## Aim of the exercise
Select every line containing the word "winners" from the material, and copy those lines.

## Excerpted records
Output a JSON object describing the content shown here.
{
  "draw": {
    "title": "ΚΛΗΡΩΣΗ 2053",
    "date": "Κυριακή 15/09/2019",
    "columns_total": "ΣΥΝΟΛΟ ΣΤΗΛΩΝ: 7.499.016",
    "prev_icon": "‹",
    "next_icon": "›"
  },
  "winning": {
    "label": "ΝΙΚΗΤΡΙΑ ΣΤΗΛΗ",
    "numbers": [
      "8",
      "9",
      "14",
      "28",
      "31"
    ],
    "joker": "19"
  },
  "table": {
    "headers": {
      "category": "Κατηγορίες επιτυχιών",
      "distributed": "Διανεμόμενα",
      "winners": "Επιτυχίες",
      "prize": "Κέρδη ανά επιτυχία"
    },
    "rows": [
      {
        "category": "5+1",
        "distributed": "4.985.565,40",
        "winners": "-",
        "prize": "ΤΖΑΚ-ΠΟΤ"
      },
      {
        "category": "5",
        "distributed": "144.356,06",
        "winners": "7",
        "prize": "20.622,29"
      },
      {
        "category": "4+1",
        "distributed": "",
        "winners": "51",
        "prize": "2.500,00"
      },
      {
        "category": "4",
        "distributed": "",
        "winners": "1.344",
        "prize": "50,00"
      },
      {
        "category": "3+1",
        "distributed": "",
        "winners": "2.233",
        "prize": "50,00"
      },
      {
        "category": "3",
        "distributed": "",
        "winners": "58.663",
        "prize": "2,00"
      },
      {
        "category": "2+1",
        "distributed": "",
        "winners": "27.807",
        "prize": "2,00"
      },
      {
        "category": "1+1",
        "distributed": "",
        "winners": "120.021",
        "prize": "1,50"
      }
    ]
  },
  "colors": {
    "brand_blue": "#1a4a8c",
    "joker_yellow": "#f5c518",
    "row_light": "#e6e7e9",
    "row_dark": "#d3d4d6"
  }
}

## Output of the task
      "winners": "Επιτυχίες",
        "winners": "-",
        "winners": "7",
        "winners": "51",
        "winners": "1.344",
        "winners": "2.233",
        "winners": "58.663",
        "winners": "27.807",
        "winners": "120.021",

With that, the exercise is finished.